[START SUPPLIED PASSAGE]
It is perhaps the only occasion where women garner similar levels of media attention and praise as male athletes. Yet it also inevitably becomes a stage for coverage that perpetuates or plays into offensive gender stereotypes. Chief among them, it seems, is that no matter how accomplished the athlete, her success is too often framed in comparison to a man's, or it is eclipsed by her role as a wife or mother.

The Rio Olympics have been no exception. Media coverage of the opening days of competition included crediting a Gold medalist swimmer's husband-coach for her victory, calling renowned swimmer Katie Ledecky a "female Michael Phelps," and identifying bronze medal winner Corey Cogdell-Unrein as "the wife of a Bears' lineman" without actually using her name. (The Chicago Tribune has since apologized for the headline and tweet, attributing the mistake to trying too hard to make a global story local.)

"It fits into a broader pattern wherein sports journalists don’t really know how to talk about female athletes," says Cooky of these controversies. "We somehow don’t know what to make of them, so we need to connect them back to a stereotypical gender role like wife or mom ... or liken them to the next Michael Jordan to make them interesting."
[END SUPPLIED PASSAGE]
[START SOURCE MATERIAL]
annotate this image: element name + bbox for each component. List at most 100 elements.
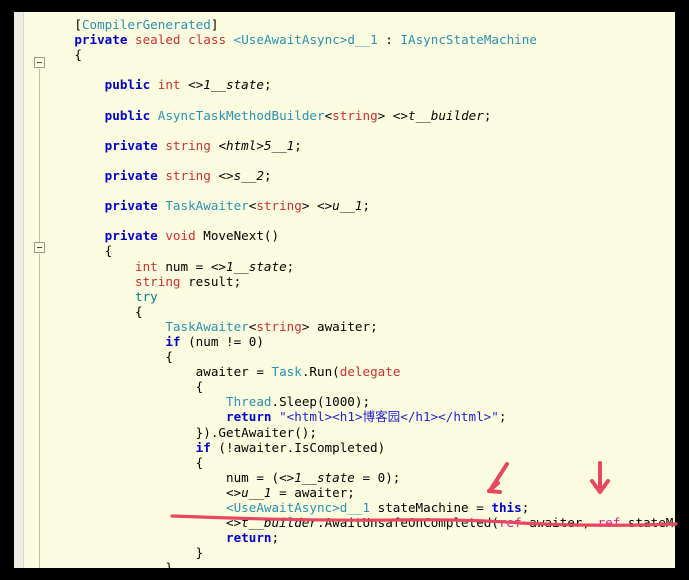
[END SOURCE MATERIAL]
_EXERCISE TASK_: Set down, word for word, everything in the passage on Olympic media coverage from "The Rio Olympics" down to "global story local.)". This listing was taken from a separate source.

_WRITTEN RESPONSE_:
The Rio Olympics have been no exception. Media coverage of the opening days of competition included crediting a Gold medalist swimmer's husband-coach for her victory, calling renowned swimmer Katie Ledecky a "female Michael Phelps," and identifying bronze medal winner Corey Cogdell-Unrein as "the wife of a Bears' lineman" without actually using her name. (The Chicago Tribune has since apologized for the headline and tweet, attributing the mistake to trying too hard to make a global story local.)